**Dataset entries**.

------------------------------------------------------------------------

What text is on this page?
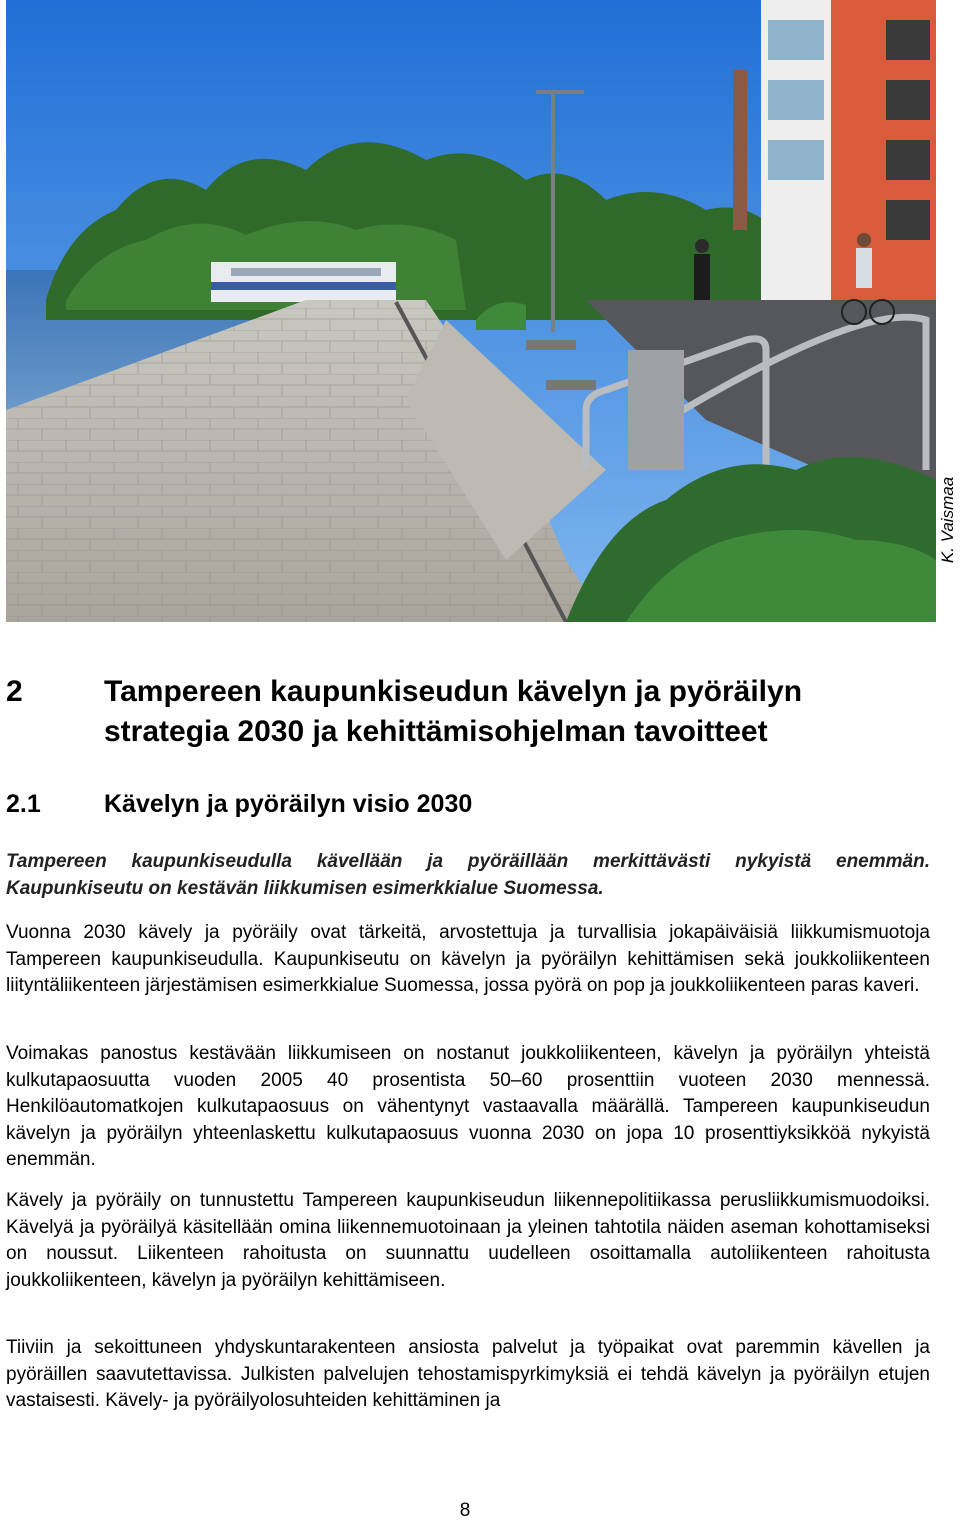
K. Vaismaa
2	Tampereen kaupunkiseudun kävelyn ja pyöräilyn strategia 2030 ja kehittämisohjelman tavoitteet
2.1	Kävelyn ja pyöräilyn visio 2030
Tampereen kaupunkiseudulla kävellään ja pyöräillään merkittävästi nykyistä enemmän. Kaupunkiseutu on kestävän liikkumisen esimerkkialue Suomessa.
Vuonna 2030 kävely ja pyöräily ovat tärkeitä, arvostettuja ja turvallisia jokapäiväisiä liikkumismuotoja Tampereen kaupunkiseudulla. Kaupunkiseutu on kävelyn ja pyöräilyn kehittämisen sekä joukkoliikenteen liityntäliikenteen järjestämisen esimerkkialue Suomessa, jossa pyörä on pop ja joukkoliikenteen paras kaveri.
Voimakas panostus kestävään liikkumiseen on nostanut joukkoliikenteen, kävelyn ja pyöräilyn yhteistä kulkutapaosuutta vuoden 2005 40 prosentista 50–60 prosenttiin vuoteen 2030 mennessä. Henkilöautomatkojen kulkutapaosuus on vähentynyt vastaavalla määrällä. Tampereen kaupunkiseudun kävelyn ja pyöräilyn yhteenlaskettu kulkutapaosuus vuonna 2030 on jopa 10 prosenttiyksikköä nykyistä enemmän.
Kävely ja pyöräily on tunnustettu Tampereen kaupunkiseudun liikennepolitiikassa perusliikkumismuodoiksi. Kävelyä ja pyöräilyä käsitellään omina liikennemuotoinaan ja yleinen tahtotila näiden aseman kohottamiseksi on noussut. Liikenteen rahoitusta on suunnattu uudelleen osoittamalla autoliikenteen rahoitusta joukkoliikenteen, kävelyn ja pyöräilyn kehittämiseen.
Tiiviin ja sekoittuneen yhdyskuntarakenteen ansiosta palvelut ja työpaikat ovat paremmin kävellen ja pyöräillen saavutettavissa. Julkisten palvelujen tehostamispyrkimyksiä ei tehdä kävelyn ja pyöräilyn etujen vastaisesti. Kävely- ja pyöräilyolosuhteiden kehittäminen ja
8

------------------------------------------------------------------------

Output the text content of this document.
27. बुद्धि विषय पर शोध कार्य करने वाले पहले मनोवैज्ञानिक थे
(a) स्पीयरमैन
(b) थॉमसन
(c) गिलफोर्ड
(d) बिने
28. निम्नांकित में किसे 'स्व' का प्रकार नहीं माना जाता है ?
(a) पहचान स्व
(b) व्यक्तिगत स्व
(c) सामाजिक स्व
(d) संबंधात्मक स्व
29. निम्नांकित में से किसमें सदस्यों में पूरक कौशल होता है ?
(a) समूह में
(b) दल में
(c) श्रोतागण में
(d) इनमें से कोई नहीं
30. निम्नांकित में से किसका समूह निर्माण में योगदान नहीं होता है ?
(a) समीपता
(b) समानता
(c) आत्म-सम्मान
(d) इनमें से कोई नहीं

------------------------------------------------------------------------

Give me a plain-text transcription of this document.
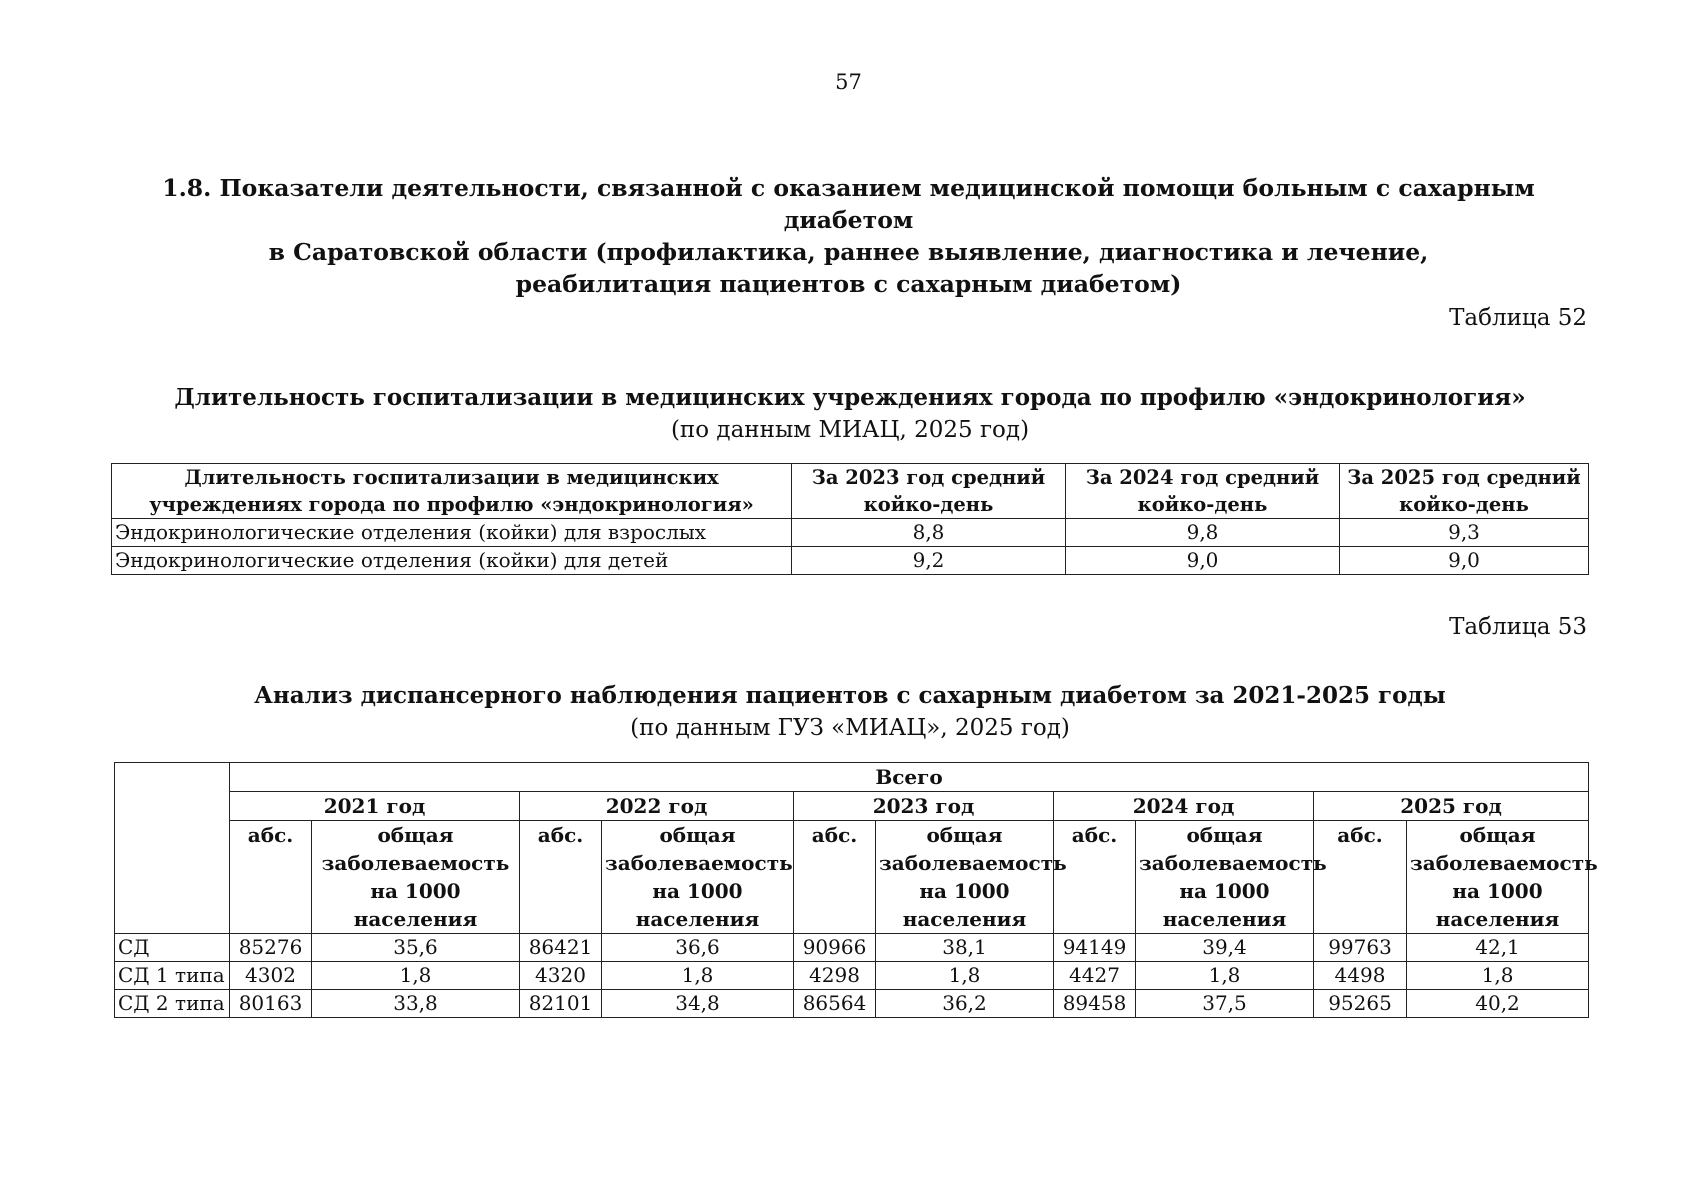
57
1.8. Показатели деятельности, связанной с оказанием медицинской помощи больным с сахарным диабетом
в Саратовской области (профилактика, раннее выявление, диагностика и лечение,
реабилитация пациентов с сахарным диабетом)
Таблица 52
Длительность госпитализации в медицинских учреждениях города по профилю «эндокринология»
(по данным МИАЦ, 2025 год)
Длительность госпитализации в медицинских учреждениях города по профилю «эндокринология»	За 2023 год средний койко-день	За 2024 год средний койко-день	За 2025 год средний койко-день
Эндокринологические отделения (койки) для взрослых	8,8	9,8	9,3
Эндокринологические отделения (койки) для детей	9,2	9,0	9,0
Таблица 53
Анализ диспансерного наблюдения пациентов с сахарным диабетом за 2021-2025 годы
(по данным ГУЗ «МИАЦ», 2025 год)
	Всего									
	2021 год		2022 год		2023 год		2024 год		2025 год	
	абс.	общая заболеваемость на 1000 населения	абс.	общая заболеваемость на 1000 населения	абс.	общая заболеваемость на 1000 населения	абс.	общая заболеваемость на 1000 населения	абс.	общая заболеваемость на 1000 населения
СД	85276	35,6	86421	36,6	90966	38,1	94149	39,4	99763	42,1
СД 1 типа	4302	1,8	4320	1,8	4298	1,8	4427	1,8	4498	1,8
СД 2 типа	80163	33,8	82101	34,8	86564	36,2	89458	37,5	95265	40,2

------------------------------------------------------------------------

Copy each line that holds the word "медицинских".

**Right answer**.
Длительность госпитализации в медицинских учреждениях города по профилю «эндокринология»
Длительность госпитализации в медицинских учреждениях города по профилю «эндокринология»	За 2023 год средний койко-день	За 2024 год средний койко-день	За 2025 год средний койко-день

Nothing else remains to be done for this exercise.